◆ **Your objective**
Look through the material below. Copy every line with the string "если" in it.

◆ **Source records**
#####

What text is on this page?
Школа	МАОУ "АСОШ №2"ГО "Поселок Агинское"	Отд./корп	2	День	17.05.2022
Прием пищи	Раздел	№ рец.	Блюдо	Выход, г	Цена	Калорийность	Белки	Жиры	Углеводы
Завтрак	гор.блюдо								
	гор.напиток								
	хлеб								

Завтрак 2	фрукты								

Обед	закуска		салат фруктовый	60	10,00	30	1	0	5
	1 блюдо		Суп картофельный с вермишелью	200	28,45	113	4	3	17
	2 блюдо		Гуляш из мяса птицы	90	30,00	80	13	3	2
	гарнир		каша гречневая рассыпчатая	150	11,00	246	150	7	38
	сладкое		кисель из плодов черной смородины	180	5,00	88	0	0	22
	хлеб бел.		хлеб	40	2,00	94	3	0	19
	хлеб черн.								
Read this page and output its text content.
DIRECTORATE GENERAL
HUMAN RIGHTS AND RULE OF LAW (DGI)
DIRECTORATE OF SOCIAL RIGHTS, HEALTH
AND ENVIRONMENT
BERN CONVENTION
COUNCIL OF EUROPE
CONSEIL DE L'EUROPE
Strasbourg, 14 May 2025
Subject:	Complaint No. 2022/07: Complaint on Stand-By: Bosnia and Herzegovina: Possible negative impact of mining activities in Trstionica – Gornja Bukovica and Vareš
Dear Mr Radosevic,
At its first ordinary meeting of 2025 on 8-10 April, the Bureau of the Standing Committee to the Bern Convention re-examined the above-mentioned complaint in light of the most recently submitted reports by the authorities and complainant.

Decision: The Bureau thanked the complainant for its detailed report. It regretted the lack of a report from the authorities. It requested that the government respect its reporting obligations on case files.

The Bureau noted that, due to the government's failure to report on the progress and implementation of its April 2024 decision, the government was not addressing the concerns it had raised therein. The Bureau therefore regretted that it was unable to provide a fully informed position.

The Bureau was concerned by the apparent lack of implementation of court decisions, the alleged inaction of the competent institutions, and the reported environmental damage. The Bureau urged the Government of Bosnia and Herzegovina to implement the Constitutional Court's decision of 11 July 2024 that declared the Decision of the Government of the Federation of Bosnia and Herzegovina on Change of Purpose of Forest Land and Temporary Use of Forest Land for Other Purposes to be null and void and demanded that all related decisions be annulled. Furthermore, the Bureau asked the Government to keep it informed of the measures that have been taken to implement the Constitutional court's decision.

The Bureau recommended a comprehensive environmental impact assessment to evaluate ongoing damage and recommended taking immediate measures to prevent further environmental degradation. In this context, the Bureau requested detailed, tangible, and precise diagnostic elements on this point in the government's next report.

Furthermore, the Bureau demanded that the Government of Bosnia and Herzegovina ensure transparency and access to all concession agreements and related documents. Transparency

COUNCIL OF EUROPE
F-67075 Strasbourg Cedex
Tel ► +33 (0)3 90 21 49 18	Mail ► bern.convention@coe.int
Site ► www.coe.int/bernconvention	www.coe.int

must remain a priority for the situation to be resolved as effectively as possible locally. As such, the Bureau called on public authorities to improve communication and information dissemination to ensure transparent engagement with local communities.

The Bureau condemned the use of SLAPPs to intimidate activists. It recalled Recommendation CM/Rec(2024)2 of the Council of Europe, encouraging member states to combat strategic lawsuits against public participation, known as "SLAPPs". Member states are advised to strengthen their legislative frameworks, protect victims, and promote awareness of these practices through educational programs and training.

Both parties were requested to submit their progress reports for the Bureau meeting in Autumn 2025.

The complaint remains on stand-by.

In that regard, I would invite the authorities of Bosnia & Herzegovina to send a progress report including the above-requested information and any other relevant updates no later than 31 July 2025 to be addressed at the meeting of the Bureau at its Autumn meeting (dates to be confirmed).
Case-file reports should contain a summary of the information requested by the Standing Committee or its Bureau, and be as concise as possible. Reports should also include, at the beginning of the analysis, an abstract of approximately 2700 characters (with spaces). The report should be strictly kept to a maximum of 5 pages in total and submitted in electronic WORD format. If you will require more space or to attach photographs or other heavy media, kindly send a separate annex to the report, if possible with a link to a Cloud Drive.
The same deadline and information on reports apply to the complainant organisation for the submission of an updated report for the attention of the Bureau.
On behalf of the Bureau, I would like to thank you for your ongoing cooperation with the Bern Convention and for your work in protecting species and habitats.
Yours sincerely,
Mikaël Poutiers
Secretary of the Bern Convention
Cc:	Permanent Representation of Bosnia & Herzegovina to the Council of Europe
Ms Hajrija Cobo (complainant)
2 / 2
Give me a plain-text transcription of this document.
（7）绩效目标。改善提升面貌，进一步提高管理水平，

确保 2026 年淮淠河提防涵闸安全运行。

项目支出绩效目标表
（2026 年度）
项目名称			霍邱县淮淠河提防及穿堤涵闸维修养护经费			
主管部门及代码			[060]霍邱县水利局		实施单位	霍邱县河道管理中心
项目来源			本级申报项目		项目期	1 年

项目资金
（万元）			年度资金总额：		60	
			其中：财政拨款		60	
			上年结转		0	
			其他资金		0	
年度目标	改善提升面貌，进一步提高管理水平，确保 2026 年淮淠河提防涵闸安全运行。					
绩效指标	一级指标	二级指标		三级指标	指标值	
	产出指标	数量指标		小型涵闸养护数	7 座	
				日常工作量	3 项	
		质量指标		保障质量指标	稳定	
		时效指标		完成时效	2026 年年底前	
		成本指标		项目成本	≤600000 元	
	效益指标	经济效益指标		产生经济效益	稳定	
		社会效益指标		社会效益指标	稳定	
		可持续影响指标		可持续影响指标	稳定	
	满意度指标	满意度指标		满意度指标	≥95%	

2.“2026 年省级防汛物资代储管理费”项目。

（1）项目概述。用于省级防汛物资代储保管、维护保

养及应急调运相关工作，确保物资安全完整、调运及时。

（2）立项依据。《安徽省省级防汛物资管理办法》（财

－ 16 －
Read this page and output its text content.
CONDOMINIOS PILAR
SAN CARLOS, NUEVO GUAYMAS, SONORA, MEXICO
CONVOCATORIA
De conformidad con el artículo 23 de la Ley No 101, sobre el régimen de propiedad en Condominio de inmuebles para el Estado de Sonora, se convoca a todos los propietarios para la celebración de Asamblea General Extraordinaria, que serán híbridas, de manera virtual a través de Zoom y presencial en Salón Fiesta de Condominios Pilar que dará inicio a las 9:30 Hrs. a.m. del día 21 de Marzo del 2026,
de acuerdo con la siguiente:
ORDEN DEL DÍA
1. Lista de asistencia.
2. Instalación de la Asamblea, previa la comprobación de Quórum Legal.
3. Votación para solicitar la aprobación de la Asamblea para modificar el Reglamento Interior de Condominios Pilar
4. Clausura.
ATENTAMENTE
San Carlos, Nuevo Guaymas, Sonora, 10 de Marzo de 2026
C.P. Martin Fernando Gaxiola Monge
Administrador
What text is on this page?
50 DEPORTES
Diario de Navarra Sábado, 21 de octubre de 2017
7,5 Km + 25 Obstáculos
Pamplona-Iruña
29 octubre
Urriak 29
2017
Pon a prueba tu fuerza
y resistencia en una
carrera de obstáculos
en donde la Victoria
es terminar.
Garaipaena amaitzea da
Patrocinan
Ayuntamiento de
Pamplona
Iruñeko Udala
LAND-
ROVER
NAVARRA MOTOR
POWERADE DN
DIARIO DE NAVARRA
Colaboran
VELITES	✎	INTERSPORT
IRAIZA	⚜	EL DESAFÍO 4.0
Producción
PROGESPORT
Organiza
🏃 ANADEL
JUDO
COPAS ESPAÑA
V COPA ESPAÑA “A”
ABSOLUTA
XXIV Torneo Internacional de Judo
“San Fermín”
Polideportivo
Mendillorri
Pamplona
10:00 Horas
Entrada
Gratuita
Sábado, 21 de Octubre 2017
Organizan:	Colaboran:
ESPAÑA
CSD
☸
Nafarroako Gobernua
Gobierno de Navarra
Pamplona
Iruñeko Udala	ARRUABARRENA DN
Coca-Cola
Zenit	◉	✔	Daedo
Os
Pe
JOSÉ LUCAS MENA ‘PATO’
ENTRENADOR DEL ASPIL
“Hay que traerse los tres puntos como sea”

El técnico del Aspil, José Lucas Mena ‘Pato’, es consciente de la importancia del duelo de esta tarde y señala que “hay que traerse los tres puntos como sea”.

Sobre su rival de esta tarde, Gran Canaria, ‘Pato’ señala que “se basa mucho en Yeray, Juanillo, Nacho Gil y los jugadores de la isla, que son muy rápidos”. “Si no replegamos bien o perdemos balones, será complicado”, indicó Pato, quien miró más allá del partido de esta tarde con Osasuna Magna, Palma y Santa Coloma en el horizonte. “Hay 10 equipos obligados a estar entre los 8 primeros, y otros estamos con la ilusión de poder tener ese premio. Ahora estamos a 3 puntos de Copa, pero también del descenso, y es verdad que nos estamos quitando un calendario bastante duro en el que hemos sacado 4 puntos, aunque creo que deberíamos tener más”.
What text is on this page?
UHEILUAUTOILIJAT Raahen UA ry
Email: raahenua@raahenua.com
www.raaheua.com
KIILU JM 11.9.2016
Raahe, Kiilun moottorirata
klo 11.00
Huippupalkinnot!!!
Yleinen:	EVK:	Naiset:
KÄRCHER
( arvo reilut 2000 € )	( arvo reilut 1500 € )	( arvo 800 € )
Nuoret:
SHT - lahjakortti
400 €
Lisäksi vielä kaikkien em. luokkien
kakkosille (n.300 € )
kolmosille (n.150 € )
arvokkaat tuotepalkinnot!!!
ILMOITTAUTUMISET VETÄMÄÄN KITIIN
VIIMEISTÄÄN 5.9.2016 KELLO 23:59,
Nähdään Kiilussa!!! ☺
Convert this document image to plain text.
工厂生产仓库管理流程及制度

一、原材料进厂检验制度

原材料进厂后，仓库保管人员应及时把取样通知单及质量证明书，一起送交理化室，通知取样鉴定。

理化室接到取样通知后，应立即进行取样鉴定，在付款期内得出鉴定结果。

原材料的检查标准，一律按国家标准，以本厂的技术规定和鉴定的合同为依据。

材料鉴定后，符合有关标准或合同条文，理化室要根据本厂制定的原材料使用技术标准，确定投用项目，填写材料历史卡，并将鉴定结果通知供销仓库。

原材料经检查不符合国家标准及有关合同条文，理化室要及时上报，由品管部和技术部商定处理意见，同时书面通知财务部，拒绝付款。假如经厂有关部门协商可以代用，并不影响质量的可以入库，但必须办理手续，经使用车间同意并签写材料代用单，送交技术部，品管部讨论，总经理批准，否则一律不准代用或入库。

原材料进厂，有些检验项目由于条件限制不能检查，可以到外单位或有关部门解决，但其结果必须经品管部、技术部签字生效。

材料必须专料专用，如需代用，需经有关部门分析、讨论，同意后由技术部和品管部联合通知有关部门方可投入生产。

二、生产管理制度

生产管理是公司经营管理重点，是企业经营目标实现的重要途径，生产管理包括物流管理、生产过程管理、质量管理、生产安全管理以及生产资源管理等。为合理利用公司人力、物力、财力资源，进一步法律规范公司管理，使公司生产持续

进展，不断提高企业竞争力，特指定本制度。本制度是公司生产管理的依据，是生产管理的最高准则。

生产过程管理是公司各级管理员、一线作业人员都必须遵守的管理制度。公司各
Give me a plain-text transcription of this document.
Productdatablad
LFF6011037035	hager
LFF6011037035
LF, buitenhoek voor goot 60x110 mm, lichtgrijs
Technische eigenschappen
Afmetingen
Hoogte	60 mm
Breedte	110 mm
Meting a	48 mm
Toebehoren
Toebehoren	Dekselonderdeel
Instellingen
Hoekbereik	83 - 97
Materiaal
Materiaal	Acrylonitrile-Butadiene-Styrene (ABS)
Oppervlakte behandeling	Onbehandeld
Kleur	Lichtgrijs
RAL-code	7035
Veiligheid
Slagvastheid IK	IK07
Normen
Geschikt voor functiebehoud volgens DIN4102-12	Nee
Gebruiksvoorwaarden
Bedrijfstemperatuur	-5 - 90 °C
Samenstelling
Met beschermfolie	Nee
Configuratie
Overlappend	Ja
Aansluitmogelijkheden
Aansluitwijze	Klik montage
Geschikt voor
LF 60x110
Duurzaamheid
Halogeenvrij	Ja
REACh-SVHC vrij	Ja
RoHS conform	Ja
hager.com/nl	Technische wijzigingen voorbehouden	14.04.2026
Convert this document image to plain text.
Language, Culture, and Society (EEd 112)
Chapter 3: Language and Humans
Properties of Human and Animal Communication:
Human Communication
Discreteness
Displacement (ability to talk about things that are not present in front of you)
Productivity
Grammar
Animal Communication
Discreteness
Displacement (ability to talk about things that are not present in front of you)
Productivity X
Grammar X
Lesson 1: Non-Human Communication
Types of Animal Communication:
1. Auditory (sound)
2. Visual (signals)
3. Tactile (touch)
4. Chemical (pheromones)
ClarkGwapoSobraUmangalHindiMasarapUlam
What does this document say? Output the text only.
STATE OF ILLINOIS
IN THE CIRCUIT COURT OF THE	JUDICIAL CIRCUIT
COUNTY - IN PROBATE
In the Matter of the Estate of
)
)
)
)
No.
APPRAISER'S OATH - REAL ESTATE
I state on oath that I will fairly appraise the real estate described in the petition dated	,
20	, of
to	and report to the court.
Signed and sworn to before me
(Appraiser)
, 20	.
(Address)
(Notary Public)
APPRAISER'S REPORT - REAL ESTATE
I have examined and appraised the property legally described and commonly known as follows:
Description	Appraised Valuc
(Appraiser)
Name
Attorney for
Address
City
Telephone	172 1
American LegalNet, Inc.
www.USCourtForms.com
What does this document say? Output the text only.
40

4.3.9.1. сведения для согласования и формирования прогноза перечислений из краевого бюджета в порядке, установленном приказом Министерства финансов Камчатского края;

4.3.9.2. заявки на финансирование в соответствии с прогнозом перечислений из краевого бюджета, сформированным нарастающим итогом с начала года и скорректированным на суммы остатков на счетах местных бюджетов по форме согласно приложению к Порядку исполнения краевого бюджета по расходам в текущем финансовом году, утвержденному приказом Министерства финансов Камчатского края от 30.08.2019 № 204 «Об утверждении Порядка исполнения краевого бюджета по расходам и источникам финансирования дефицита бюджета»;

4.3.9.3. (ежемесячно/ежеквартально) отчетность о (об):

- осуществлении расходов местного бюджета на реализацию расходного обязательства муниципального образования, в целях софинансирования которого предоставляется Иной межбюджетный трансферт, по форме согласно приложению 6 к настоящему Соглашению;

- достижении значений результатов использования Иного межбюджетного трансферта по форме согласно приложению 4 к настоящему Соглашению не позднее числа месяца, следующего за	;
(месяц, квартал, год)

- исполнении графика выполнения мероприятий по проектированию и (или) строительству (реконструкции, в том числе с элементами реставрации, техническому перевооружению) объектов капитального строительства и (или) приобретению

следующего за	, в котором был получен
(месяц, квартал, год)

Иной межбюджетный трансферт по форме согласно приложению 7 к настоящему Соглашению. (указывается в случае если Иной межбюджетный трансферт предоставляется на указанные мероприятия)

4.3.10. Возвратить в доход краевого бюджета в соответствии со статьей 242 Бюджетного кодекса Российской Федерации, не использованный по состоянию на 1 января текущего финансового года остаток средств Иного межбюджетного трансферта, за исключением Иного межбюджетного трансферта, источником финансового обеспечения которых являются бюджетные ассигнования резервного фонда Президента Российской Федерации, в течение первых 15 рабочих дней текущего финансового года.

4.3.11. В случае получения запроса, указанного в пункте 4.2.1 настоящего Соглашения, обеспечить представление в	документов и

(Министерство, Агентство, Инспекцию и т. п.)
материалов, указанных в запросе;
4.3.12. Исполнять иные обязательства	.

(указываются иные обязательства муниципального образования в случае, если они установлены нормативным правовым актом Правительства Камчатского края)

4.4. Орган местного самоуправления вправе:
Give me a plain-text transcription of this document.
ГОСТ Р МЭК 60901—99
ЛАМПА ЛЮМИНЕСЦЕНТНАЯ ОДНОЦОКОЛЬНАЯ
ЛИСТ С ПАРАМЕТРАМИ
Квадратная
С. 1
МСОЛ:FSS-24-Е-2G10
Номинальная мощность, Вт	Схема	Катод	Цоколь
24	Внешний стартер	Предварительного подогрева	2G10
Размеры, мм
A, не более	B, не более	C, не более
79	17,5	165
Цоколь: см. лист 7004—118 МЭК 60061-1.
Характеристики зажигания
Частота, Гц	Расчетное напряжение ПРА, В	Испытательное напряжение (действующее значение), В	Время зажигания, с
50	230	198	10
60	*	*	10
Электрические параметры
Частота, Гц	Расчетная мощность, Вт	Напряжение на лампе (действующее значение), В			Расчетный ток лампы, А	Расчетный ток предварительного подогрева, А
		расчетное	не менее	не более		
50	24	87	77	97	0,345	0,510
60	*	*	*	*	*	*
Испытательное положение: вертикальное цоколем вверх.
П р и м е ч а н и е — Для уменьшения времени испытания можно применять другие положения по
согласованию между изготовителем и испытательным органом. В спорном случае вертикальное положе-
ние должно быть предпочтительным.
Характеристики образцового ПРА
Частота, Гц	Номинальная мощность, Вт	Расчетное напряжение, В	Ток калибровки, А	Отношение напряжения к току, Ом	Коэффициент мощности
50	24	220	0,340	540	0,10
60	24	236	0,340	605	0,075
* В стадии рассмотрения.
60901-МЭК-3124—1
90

#####

◆ **Reply**
Иной межбюджетный трансферт по форме согласно приложению 7 к настоящему Соглашению. (указывается в случае если Иной межбюджетный трансферт предоставляется на указанные мероприятия)
(указываются иные обязательства муниципального образования в случае, если они установлены нормативным правовым актом Правительства Камчатского края)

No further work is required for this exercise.